§ **GIVEN PASSAGE**
###

First post, by dennisE
Hi guys,
I'm trying to get a CF card running on an 80286. The motherboard is the M BAY-1000C model. Could it be that it's not compatible with CF cards?
Regards
Hi guys,
I'm trying to get a CF card running on an 80286. The motherboard is the M BAY-1000C model. Could it be that it's not compatible with CF cards?
Regards
I would advise a DOM, or an industrial CF. Or a very old, smaller capacity CF.
Well you have to describe what’s actually happening, which CF card you’re trying to use, its capacity, etc.
Simply put, no, it’s unlikely in the extreme for it to be categorically incompatible with CF cards. More likely it’s something to do with this particular card, or you haven’t inputted the CHS settings correctly, etc.
World's foremost 486 enjoyer.
Does the machine lock up when it's in, or something else?

###

§ **GIVEN DATA**

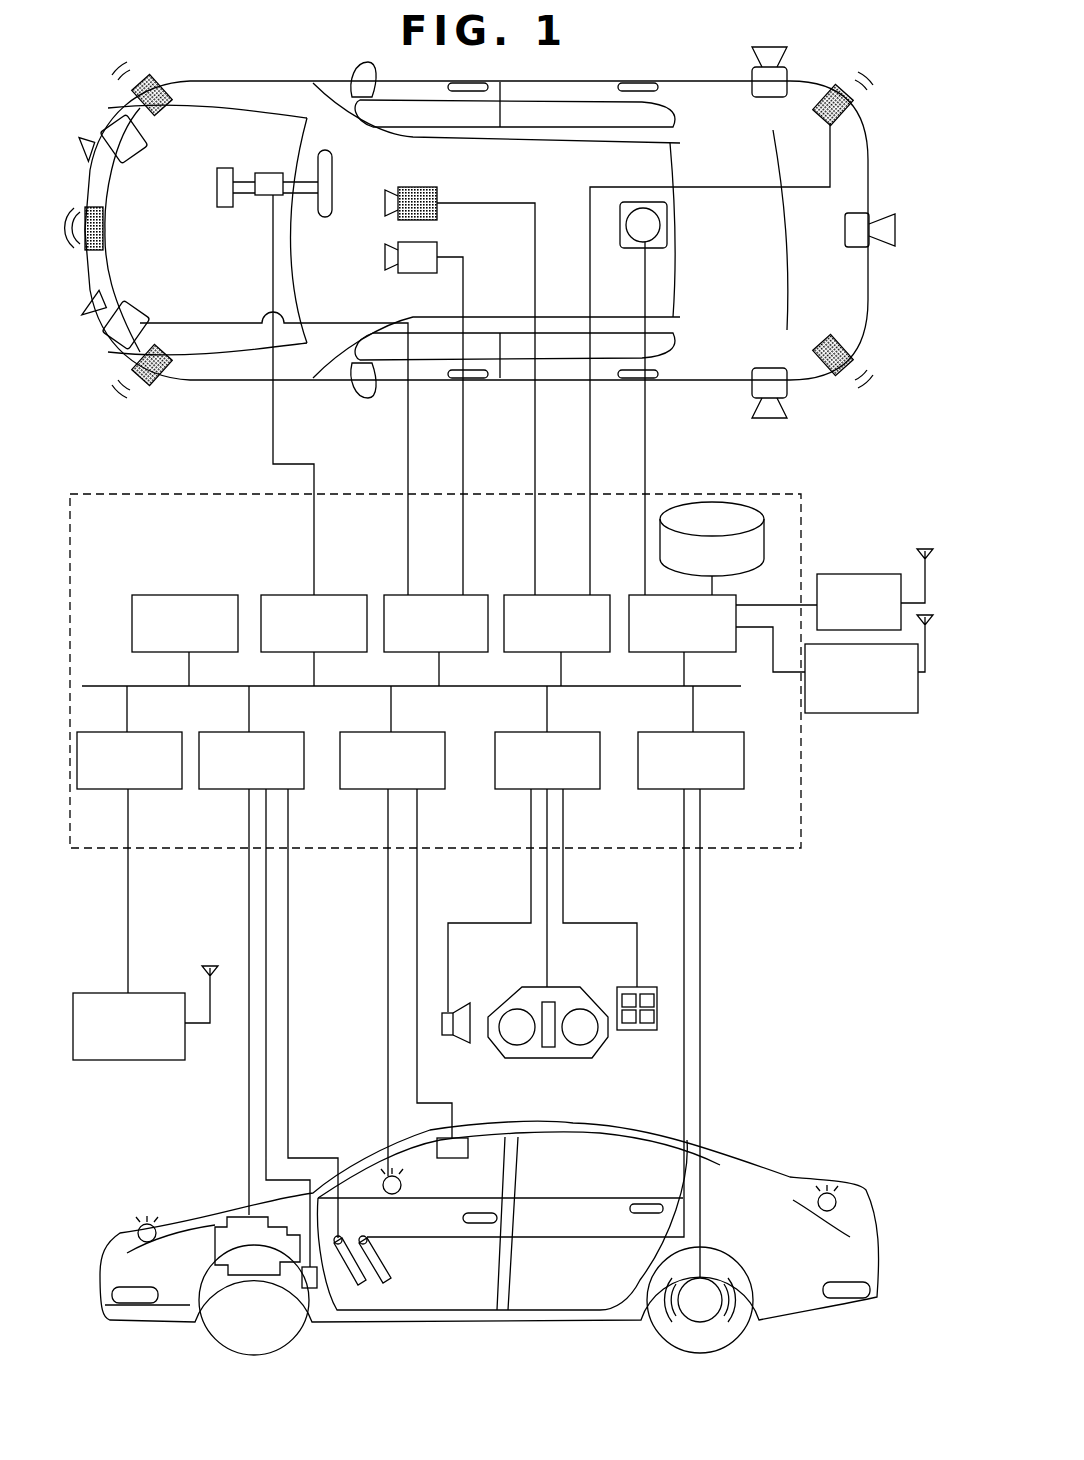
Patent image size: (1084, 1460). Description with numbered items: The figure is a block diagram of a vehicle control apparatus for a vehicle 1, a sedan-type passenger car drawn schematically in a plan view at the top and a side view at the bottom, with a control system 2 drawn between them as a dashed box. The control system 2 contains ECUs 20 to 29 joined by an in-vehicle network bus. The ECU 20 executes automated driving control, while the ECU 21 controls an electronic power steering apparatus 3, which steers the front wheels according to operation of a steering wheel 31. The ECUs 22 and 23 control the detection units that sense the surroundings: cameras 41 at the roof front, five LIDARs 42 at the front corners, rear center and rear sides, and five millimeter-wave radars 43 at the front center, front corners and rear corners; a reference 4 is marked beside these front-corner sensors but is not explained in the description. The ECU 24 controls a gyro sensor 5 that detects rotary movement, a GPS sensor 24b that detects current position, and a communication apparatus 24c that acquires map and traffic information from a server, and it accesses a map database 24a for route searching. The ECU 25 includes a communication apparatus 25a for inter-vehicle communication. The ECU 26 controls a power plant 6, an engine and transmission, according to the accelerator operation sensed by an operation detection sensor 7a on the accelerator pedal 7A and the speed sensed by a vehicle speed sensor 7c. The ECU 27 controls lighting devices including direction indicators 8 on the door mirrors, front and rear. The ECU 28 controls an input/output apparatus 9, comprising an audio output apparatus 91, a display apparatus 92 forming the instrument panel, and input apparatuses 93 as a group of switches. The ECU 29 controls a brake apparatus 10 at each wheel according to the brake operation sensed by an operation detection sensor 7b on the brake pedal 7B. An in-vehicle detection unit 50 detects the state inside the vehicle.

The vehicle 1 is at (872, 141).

###

§ **STATED GOAL 1**
In the forum thread, what motherboard model is installed in the 80286 machine?
§ **STATED GOAL 2**
Copy the forum thread starting with "Simply put, no, it’s" and going on through "foremost 486 enjoyer.", substituting "drive geometry values" for "CHS settings".

§ **COMPLETE ANSWER 1**
The M BAY-1000C model.

§ **COMPLETE ANSWER 2**
Simply put, no, it’s unlikely in the extreme for it to be categorically incompatible with CF cards. More likely it’s something to do with this particular card, or you haven’t inputted the drive geometry values correctly, etc.
World's foremost 486 enjoyer.